Stated task: Where a line holds "this", copy it.

Dataset items:
***
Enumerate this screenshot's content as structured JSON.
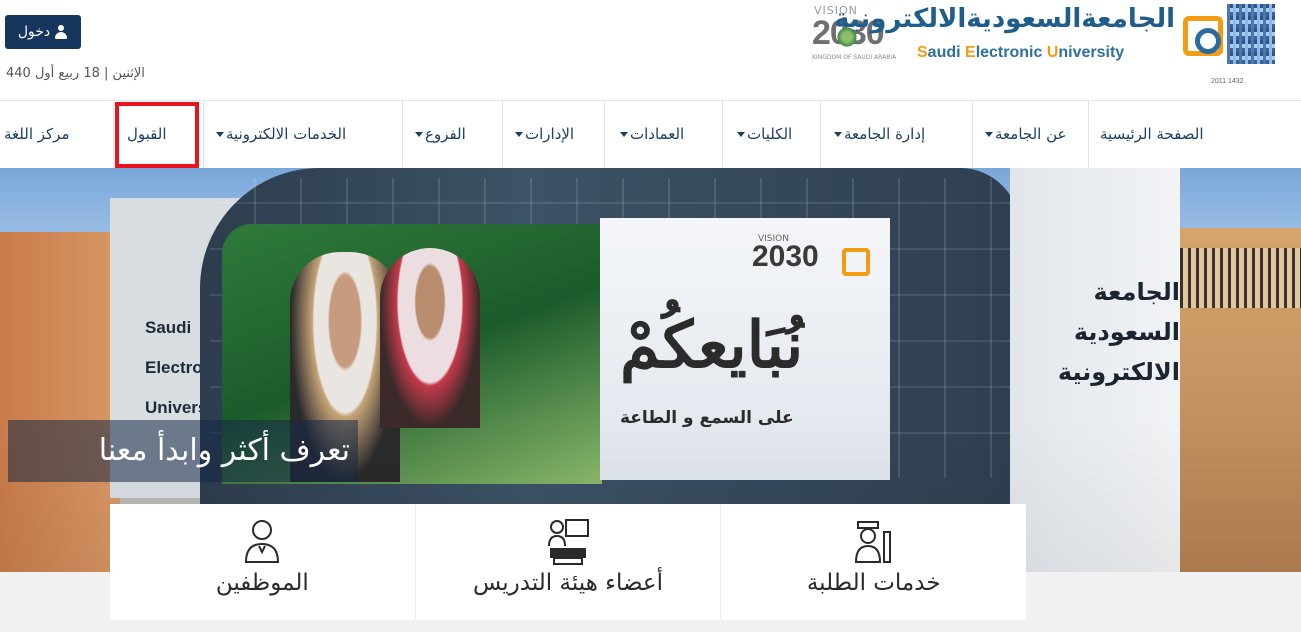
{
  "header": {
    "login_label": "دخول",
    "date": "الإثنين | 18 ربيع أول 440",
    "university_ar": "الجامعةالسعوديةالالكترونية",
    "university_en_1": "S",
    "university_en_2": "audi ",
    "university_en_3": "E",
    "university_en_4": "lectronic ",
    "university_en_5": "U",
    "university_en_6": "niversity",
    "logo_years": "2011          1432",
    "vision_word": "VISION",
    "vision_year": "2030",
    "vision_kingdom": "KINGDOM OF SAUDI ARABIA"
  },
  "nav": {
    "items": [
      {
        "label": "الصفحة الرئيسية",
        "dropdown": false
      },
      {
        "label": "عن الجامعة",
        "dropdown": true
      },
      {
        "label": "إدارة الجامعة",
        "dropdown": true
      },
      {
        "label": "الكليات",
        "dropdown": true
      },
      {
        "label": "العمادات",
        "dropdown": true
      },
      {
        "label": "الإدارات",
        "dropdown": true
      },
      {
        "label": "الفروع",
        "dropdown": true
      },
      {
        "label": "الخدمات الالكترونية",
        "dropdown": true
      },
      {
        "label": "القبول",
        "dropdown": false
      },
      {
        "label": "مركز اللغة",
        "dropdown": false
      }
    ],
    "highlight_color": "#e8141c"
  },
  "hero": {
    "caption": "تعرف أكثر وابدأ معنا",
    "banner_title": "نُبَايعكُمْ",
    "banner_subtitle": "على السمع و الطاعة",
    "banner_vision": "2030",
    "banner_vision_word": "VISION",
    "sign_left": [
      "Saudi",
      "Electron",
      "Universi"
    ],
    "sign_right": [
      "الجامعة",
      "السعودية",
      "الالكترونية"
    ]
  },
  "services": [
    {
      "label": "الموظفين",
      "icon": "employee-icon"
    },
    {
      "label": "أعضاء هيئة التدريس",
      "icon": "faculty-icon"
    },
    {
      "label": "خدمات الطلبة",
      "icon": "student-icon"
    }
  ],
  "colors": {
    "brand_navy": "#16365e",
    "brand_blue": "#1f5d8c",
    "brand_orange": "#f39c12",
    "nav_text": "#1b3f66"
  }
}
***
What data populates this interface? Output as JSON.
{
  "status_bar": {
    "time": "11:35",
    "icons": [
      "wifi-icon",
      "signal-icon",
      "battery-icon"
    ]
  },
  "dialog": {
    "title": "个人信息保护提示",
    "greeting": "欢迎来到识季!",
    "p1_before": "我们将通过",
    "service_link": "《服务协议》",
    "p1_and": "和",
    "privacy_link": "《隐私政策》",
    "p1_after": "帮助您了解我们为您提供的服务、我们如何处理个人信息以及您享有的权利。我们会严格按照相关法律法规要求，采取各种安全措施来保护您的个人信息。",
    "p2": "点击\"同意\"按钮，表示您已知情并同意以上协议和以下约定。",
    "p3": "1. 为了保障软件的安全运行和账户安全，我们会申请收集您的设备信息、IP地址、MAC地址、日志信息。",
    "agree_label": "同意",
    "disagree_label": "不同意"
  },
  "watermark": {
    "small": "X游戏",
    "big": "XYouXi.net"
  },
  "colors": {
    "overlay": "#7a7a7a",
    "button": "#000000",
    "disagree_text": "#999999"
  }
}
***
Output:
Enumerate this screenshot's content as structured JSON.
What data populates this interface? Output as JSON.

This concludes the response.